[start DATASET]

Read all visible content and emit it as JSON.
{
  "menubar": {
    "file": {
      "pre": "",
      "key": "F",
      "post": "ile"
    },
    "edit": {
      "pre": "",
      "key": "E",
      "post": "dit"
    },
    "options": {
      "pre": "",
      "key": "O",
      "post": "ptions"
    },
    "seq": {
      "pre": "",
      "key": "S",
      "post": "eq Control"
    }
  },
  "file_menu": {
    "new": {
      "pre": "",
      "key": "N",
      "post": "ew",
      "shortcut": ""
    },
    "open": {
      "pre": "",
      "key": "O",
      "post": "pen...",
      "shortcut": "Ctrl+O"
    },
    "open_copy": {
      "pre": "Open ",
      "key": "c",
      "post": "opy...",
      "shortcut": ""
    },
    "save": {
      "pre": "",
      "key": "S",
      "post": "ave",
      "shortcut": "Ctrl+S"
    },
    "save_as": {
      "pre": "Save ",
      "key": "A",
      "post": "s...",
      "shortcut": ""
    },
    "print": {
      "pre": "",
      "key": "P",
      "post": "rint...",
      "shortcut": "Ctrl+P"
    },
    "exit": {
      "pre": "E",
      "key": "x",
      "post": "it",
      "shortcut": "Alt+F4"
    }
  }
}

[end DATASET]

* SHORT TASK: List each line holding the string "post".

* ANSWER:
      "post": "ile"
      "post": "dit"
      "post": "ptions"
      "post": "eq Control"
      "post": "ew",
      "post": "pen...",
      "post": "opy...",
      "post": "ave",
      "post": "s...",
      "post": "rint...",
      "post": "it",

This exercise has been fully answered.